▶ What is expected: Among the entries below, find the lines with "scale" and copy them.

--- START ---

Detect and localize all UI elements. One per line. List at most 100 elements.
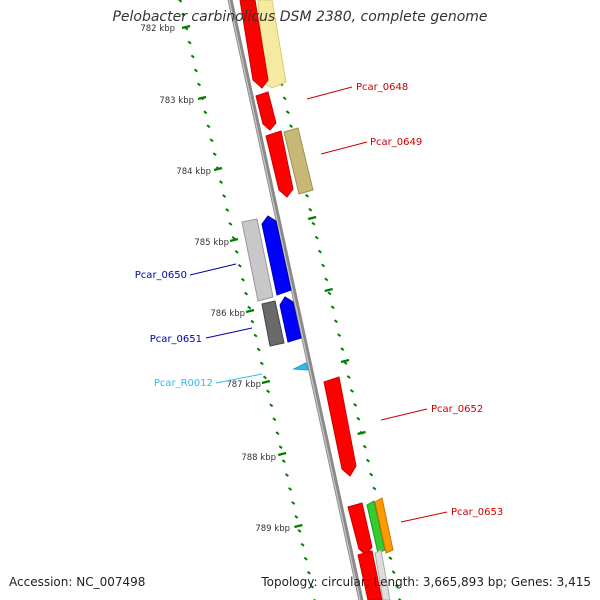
gene-label-pcar-r0012[interactable]: Pcar_R0012 bbox=[154, 378, 213, 389]
gene-label-pcar-0650[interactable]: Pcar_0650 bbox=[135, 270, 187, 281]
major-tick bbox=[213, 166, 223, 172]
minor-tick bbox=[285, 110, 290, 115]
minor-tick bbox=[289, 124, 294, 129]
minor-tick bbox=[282, 96, 287, 101]
gene-feature-pcar-0651[interactable] bbox=[279, 296, 302, 343]
minor-tick bbox=[288, 487, 293, 491]
minor-tick bbox=[353, 402, 358, 407]
genome-backbone bbox=[227, 0, 364, 600]
gene-label-pcar-0651[interactable]: Pcar_0651 bbox=[150, 334, 202, 345]
minor-tick bbox=[250, 319, 255, 324]
gene-label-pcar-0653[interactable]: Pcar_0653 bbox=[451, 507, 503, 518]
minor-tick bbox=[349, 389, 354, 393]
minor-tick bbox=[356, 416, 361, 421]
minor-tick bbox=[330, 305, 335, 310]
minor-tick bbox=[294, 515, 299, 519]
minor-tick bbox=[291, 501, 296, 505]
gene-feature-pcar-r0012[interactable] bbox=[292, 362, 309, 371]
minor-tick bbox=[234, 249, 239, 254]
minor-tick bbox=[372, 486, 377, 491]
leader-line bbox=[400, 511, 448, 523]
minor-tick bbox=[247, 305, 252, 310]
gene-feature-bottom-red[interactable] bbox=[357, 550, 383, 600]
minor-tick bbox=[266, 389, 271, 394]
minor-tick bbox=[197, 82, 202, 87]
major-tick bbox=[245, 308, 255, 314]
scale-label: 785 kbp bbox=[194, 238, 229, 248]
minor-tick bbox=[369, 472, 374, 477]
minor-tick bbox=[337, 333, 342, 338]
minor-tick bbox=[333, 319, 338, 324]
gene-feature-pcar-0652[interactable] bbox=[323, 376, 357, 477]
major-tick bbox=[229, 237, 239, 243]
minor-tick bbox=[300, 542, 305, 547]
accession-text: Accession: NC_007498 bbox=[9, 575, 146, 589]
leader-line bbox=[320, 141, 368, 155]
gene-feature-pcar-0649[interactable] bbox=[283, 127, 314, 195]
gene-label-pcar-0649[interactable]: Pcar_0649 bbox=[370, 137, 422, 148]
major-tick bbox=[307, 215, 317, 221]
minor-tick bbox=[281, 459, 286, 463]
minor-tick bbox=[310, 584, 315, 589]
major-tick bbox=[277, 451, 287, 457]
genome-summary-text: Topology: circular; Length: 3,665,893 bp… bbox=[261, 575, 591, 589]
minor-tick bbox=[365, 458, 370, 463]
gene-feature-pcar-0649-red[interactable] bbox=[265, 130, 294, 198]
major-tick bbox=[294, 523, 303, 529]
gene-feature-pcar-0653[interactable] bbox=[374, 497, 394, 554]
minor-tick bbox=[391, 570, 396, 574]
minor-tick bbox=[219, 180, 224, 184]
scale-label: 787 kbp bbox=[226, 380, 261, 390]
leader-line bbox=[215, 373, 263, 384]
gene-feature-bottom-gray[interactable] bbox=[374, 549, 391, 600]
minor-tick bbox=[262, 375, 267, 380]
minor-tick bbox=[317, 249, 322, 254]
major-tick bbox=[324, 287, 333, 293]
major-tick bbox=[197, 95, 207, 101]
leader-line bbox=[189, 263, 237, 276]
scale-track-left bbox=[178, 0, 317, 600]
minor-tick bbox=[305, 193, 310, 198]
gene-feature-pcar-0650-gray[interactable] bbox=[241, 218, 274, 302]
scale-label: 788 kbp bbox=[241, 453, 276, 463]
minor-tick bbox=[346, 375, 351, 379]
gene-feature-pcar-0647[interactable] bbox=[239, 0, 269, 89]
minor-tick bbox=[231, 235, 236, 240]
minor-tick bbox=[311, 221, 316, 226]
gene-feature-pcar-0651-gray[interactable] bbox=[261, 300, 285, 347]
leader-line bbox=[205, 327, 253, 339]
minor-tick bbox=[228, 222, 233, 226]
major-tick bbox=[340, 358, 350, 364]
minor-tick bbox=[308, 207, 313, 212]
minor-tick bbox=[206, 124, 211, 129]
gene-feature-pcar-0648[interactable] bbox=[255, 91, 277, 131]
gene-label-pcar-0648[interactable]: Pcar_0648 bbox=[356, 82, 408, 93]
minor-tick bbox=[259, 361, 264, 366]
scale-label: 783 kbp bbox=[159, 96, 194, 106]
minor-tick bbox=[240, 277, 245, 282]
minor-tick bbox=[314, 235, 319, 240]
minor-tick bbox=[272, 417, 277, 422]
minor-tick bbox=[284, 473, 289, 477]
minor-tick bbox=[324, 277, 329, 282]
minor-tick bbox=[222, 194, 227, 198]
minor-tick bbox=[181, 12, 186, 17]
page-title: Pelobacter carbinolicus DSM 2380, comple… bbox=[112, 9, 488, 25]
leader-line bbox=[380, 408, 428, 421]
minor-tick bbox=[212, 152, 217, 157]
gene-label-pcar-0652[interactable]: Pcar_0652 bbox=[431, 404, 483, 415]
minor-tick bbox=[362, 444, 367, 449]
minor-tick bbox=[253, 333, 258, 338]
minor-tick bbox=[244, 291, 249, 296]
minor-tick bbox=[394, 584, 399, 588]
gene-feature-pcar-0653-red[interactable] bbox=[347, 502, 373, 556]
minor-tick bbox=[275, 431, 280, 436]
minor-tick bbox=[269, 403, 274, 408]
minor-tick bbox=[306, 570, 311, 575]
gene-feature-pcar-0650[interactable] bbox=[261, 215, 292, 296]
scale-label: 786 kbp bbox=[210, 309, 245, 319]
minor-tick bbox=[193, 68, 198, 73]
minor-tick bbox=[203, 110, 208, 115]
minor-tick bbox=[297, 528, 302, 533]
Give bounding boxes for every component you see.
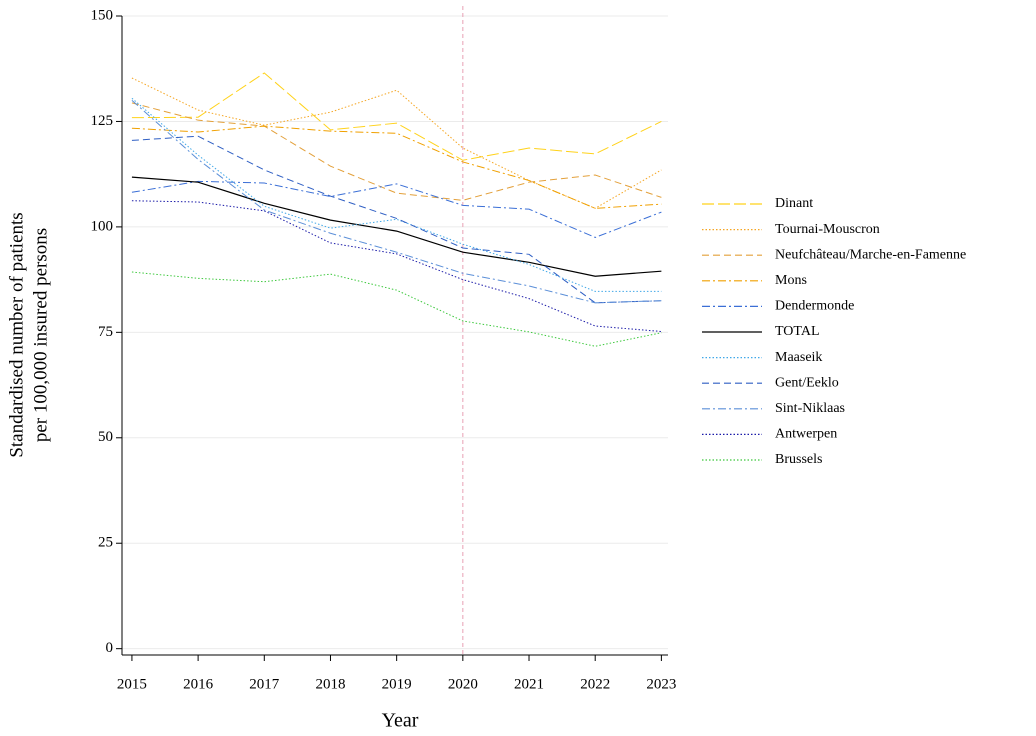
legend-label: TOTAL	[775, 324, 820, 339]
legend: Dinant Tournai-Mouscron Neufchâteau/Marche…	[702, 196, 966, 467]
x-axis-label: Year	[382, 710, 419, 732]
y-tick-label: 100	[91, 218, 114, 234]
x-tick-label: 2017	[249, 676, 280, 692]
series-line	[131, 72, 662, 161]
y-axis-label: per 100,000 insured persons	[30, 228, 51, 442]
legend-label: Neufchâteau/Marche-en-Famenne	[775, 247, 966, 262]
x-tick-label: 2023	[646, 676, 676, 692]
series-line	[131, 125, 662, 209]
x-tick-label: 2019	[382, 676, 412, 692]
series-line	[131, 102, 662, 201]
x-tick-label: 2015	[117, 676, 147, 692]
y-tick-label: 50	[98, 429, 113, 445]
legend-label: Antwerpen	[775, 427, 837, 442]
legend-label: Mons	[775, 273, 807, 288]
y-tick-label: 75	[98, 324, 113, 340]
legend-label: Gent/Eeklo	[775, 375, 839, 390]
y-axis-label: Standardised number of patients	[6, 212, 27, 457]
legend-label: Dendermonde	[775, 299, 854, 314]
series-line	[131, 200, 662, 332]
series-line	[131, 97, 662, 292]
legend-label: Maaseik	[775, 350, 822, 365]
x-tick-label: 2022	[580, 676, 610, 692]
series-line	[131, 180, 662, 238]
legend-label: Dinant	[775, 196, 813, 211]
legend-label: Brussels	[775, 452, 822, 467]
legend-label: Sint-Niklaas	[775, 401, 845, 416]
x-tick-label: 2016	[183, 676, 214, 692]
series-line	[131, 176, 662, 277]
y-tick-label: 150	[91, 7, 114, 23]
y-tick-label: 25	[98, 535, 113, 551]
y-tick-label: 125	[91, 113, 114, 129]
series-line	[131, 99, 662, 304]
x-tick-label: 2018	[315, 676, 345, 692]
x-tick-label: 2021	[514, 676, 544, 692]
x-tick-label: 2020	[448, 676, 478, 692]
legend-label: Tournai-Mouscron	[775, 222, 880, 237]
y-tick-label: 0	[106, 640, 114, 656]
series-line	[131, 271, 662, 347]
series-line	[131, 135, 662, 304]
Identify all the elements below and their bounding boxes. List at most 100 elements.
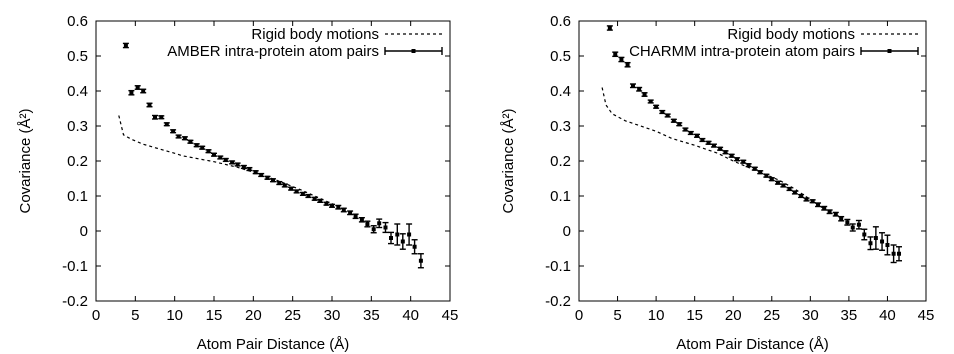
data-point bbox=[412, 244, 417, 249]
data-point bbox=[294, 189, 299, 194]
data-point bbox=[775, 180, 780, 185]
x-tick-label: 45 bbox=[918, 307, 935, 324]
x-tick-label: 15 bbox=[206, 307, 223, 324]
data-point bbox=[164, 122, 169, 127]
data-point bbox=[123, 43, 128, 48]
y-tick-label: -0.1 bbox=[545, 258, 571, 275]
x-tick-label: 30 bbox=[324, 307, 341, 324]
x-tick-label: 0 bbox=[92, 307, 100, 324]
x-tick-label: 10 bbox=[166, 307, 183, 324]
data-point bbox=[648, 99, 653, 104]
data-point bbox=[129, 90, 134, 95]
data-point bbox=[365, 222, 370, 226]
data-point bbox=[694, 133, 699, 138]
data-point bbox=[212, 152, 216, 157]
data-point bbox=[897, 251, 902, 256]
y-tick-label: 0.5 bbox=[550, 48, 571, 65]
x-tick-label: 45 bbox=[442, 307, 459, 324]
y-tick-label: 0.3 bbox=[67, 118, 88, 135]
y-tick-label: -0.2 bbox=[62, 293, 88, 310]
legend-label-points: CHARMM intra-protein atom pairs bbox=[629, 43, 855, 60]
data-point bbox=[300, 191, 305, 196]
y-tick-label: 0.1 bbox=[67, 188, 88, 205]
x-axis-label: Atom Pair Distance (Å) bbox=[676, 336, 829, 353]
data-point bbox=[141, 89, 146, 93]
y-tick-label: 0 bbox=[80, 223, 88, 240]
y-tick-label: 0.6 bbox=[550, 13, 571, 30]
data-point bbox=[289, 186, 294, 191]
x-tick-label: 20 bbox=[245, 307, 262, 324]
data-point bbox=[700, 138, 705, 142]
x-tick-label: 40 bbox=[402, 307, 419, 324]
x-tick-label: 15 bbox=[686, 307, 703, 324]
data-point bbox=[230, 160, 235, 165]
data-point bbox=[395, 232, 400, 237]
data-point bbox=[383, 225, 388, 230]
data-point bbox=[654, 104, 659, 109]
data-point bbox=[359, 217, 364, 222]
data-point bbox=[671, 118, 676, 123]
y-tick-label: 0.2 bbox=[67, 153, 88, 170]
data-point bbox=[200, 145, 205, 150]
data-point bbox=[318, 198, 323, 203]
legend-label-rigid: Rigid body motions bbox=[251, 26, 379, 43]
y-axis-label: Covariance (Å²) bbox=[17, 108, 34, 213]
y-tick-label: 0.4 bbox=[550, 83, 571, 100]
y-tick-label: 0.3 bbox=[550, 118, 571, 135]
data-point bbox=[711, 143, 716, 148]
data-point bbox=[637, 87, 642, 92]
data-point bbox=[159, 115, 164, 120]
data-point bbox=[856, 222, 861, 227]
data-point bbox=[845, 220, 850, 225]
data-point bbox=[816, 202, 821, 207]
data-point bbox=[613, 52, 618, 57]
data-point bbox=[330, 203, 334, 208]
data-point bbox=[723, 150, 728, 155]
data-point bbox=[171, 129, 176, 134]
data-point bbox=[389, 236, 393, 240]
chart-panel-charmm: 0 5 10 15 20 25 30 35 40 45 -0.2 -0.1 0 0.1 0.2 0.3 0.4 0… bbox=[500, 13, 934, 353]
data-point bbox=[677, 122, 682, 127]
data-point bbox=[891, 251, 896, 256]
data-point bbox=[312, 196, 317, 201]
data-point bbox=[850, 225, 855, 230]
data-point bbox=[741, 159, 746, 164]
data-point bbox=[241, 164, 246, 169]
x-tick-label: 35 bbox=[841, 307, 858, 324]
data-point bbox=[371, 227, 376, 232]
data-point bbox=[792, 190, 797, 195]
data-point bbox=[804, 197, 809, 202]
y-axis-label: Covariance (Å²) bbox=[500, 108, 517, 213]
data-point bbox=[781, 183, 786, 188]
x-tick-label: 40 bbox=[879, 307, 896, 324]
data-point bbox=[223, 157, 228, 162]
data-point bbox=[265, 175, 270, 180]
data-point bbox=[630, 83, 635, 88]
y-tick-label: 0.2 bbox=[550, 153, 571, 170]
data-point bbox=[418, 258, 423, 263]
data-point bbox=[407, 232, 412, 237]
y-tick-label: 0.4 bbox=[67, 83, 88, 100]
data-point bbox=[839, 216, 844, 221]
data-point bbox=[706, 140, 711, 145]
data-point bbox=[277, 181, 282, 186]
x-tick-label: 5 bbox=[131, 307, 139, 324]
data-point bbox=[735, 157, 740, 162]
data-point bbox=[873, 236, 878, 240]
data-point bbox=[683, 127, 688, 132]
chart-panel-amber: 0 5 10 15 20 25 30 35 40 45 -0.2 -0.1 0 0.1 0.2 0.3 0.4 0… bbox=[17, 13, 458, 353]
data-point bbox=[758, 170, 763, 175]
data-point bbox=[827, 209, 832, 214]
data-point bbox=[642, 92, 647, 97]
y-tick-label: 0.6 bbox=[67, 13, 88, 30]
data-point bbox=[235, 162, 240, 167]
data-point bbox=[153, 115, 157, 120]
x-tick-label: 0 bbox=[575, 307, 583, 324]
data-point bbox=[400, 239, 405, 244]
legend-swatch-point bbox=[887, 49, 892, 53]
plot-frame bbox=[95, 20, 451, 302]
data-point bbox=[746, 163, 751, 168]
legend-swatch-point bbox=[411, 49, 416, 53]
data-point bbox=[833, 212, 838, 217]
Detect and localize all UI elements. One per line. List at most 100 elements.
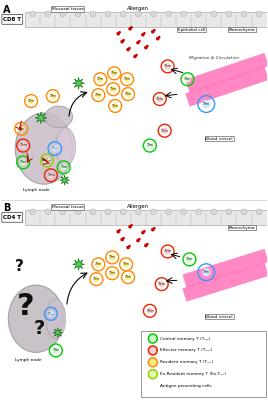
Circle shape (127, 246, 129, 248)
Circle shape (18, 126, 24, 132)
Polygon shape (73, 77, 84, 89)
Polygon shape (73, 258, 84, 270)
Circle shape (61, 164, 67, 170)
Circle shape (45, 209, 51, 215)
Circle shape (45, 11, 51, 17)
Polygon shape (35, 112, 47, 124)
Circle shape (90, 209, 96, 215)
Text: B: B (3, 203, 11, 213)
Circle shape (95, 261, 101, 267)
Text: Lymph node: Lymph node (23, 188, 49, 192)
Text: Resident memory T (Tₘₙ): Resident memory T (Tₘₙ) (160, 360, 213, 364)
Text: Central memory T (T₂ₘ): Central memory T (T₂ₘ) (160, 336, 210, 340)
Ellipse shape (8, 285, 64, 352)
Circle shape (123, 238, 124, 239)
Text: Effector memory T (Tₘₘ): Effector memory T (Tₘₘ) (160, 348, 212, 352)
Text: T$_{rm}$: T$_{rm}$ (96, 76, 104, 83)
Circle shape (129, 246, 130, 247)
Text: CD4 T: CD4 T (3, 215, 21, 220)
Text: T$_{rm}$: T$_{rm}$ (110, 70, 118, 77)
Text: ?: ? (33, 319, 45, 338)
Circle shape (154, 30, 155, 31)
Text: T$_{cm}$: T$_{cm}$ (52, 347, 60, 354)
Text: T$_{rm}$: T$_{rm}$ (27, 97, 35, 105)
Circle shape (147, 143, 153, 148)
Text: Parenchyma: Parenchyma (229, 226, 255, 230)
Text: ?: ? (15, 259, 24, 274)
Text: T$_{em}$: T$_{em}$ (19, 142, 27, 149)
Circle shape (157, 96, 163, 102)
Circle shape (241, 209, 247, 215)
Ellipse shape (56, 128, 76, 165)
Circle shape (134, 56, 136, 58)
Text: T$_{em}$: T$_{em}$ (163, 62, 172, 70)
Circle shape (181, 11, 187, 17)
Circle shape (123, 261, 129, 267)
Circle shape (20, 160, 26, 165)
Text: T$_{rm}$: T$_{rm}$ (122, 260, 130, 268)
Circle shape (211, 11, 217, 17)
Circle shape (131, 225, 132, 226)
Text: T$_{em}$: T$_{em}$ (163, 248, 172, 255)
Circle shape (184, 76, 190, 82)
Circle shape (147, 308, 153, 314)
Text: Antigen presenting cells: Antigen presenting cells (160, 384, 211, 388)
Circle shape (60, 11, 66, 17)
Circle shape (125, 274, 131, 280)
Circle shape (165, 64, 171, 69)
Circle shape (144, 33, 145, 34)
Circle shape (139, 40, 140, 42)
Circle shape (145, 46, 147, 49)
Text: T$_{cm}$: T$_{cm}$ (185, 256, 193, 263)
Circle shape (148, 358, 157, 367)
Circle shape (196, 209, 202, 215)
Circle shape (226, 209, 232, 215)
Circle shape (135, 209, 141, 215)
Text: Ex-T$_{rm}$: Ex-T$_{rm}$ (41, 157, 53, 164)
Text: T$_{rm}$: T$_{rm}$ (108, 270, 116, 277)
Text: Lymph node: Lymph node (15, 358, 42, 362)
Circle shape (159, 37, 160, 38)
Circle shape (53, 348, 59, 353)
Text: Parenchyma: Parenchyma (229, 28, 255, 32)
Text: T$_{rm}$: T$_{rm}$ (92, 275, 100, 283)
Circle shape (129, 226, 131, 228)
Circle shape (50, 93, 56, 99)
Circle shape (111, 70, 117, 76)
Circle shape (117, 230, 119, 233)
Text: T$_{em}$: T$_{em}$ (157, 280, 166, 288)
Circle shape (166, 11, 172, 17)
Circle shape (148, 346, 157, 355)
Circle shape (121, 238, 123, 241)
Bar (25, 12, 267, 27)
Circle shape (148, 334, 157, 343)
Circle shape (121, 40, 123, 43)
Text: T$_{rm}$: T$_{rm}$ (111, 102, 119, 110)
Circle shape (202, 268, 210, 276)
Circle shape (44, 158, 50, 163)
Bar (25, 210, 267, 225)
Circle shape (97, 76, 103, 82)
Circle shape (20, 143, 26, 148)
Circle shape (120, 11, 126, 17)
Text: Mucosal tissue: Mucosal tissue (52, 7, 84, 11)
Circle shape (117, 33, 119, 35)
Polygon shape (60, 175, 70, 185)
Circle shape (52, 146, 58, 152)
Circle shape (112, 103, 118, 109)
Circle shape (125, 91, 131, 97)
Circle shape (75, 209, 81, 215)
Circle shape (123, 40, 124, 41)
Circle shape (256, 209, 262, 215)
Circle shape (147, 244, 148, 245)
Circle shape (211, 209, 217, 215)
Circle shape (147, 46, 148, 47)
Text: Ex-Resident memory T (Ex-Tₘₙ): Ex-Resident memory T (Ex-Tₘₙ) (160, 372, 226, 376)
FancyBboxPatch shape (141, 331, 266, 397)
Ellipse shape (46, 299, 66, 338)
Text: T$_{rm}$: T$_{rm}$ (94, 91, 102, 99)
Text: Migration & Circulation: Migration & Circulation (189, 56, 239, 60)
Text: CD8 T: CD8 T (3, 17, 21, 22)
Circle shape (241, 11, 247, 17)
Circle shape (159, 281, 165, 287)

--- END ---

▶ Result of the task:
scale-label: 785 kbp bbox=[194, 238, 229, 248]
scale-label: 787 kbp bbox=[226, 380, 261, 390]
scale-track-left bbox=[178, 0, 317, 600]
scale-label: 788 kbp bbox=[241, 453, 276, 463]
scale-label: 783 kbp bbox=[159, 96, 194, 106]
scale-label: 786 kbp bbox=[210, 309, 245, 319]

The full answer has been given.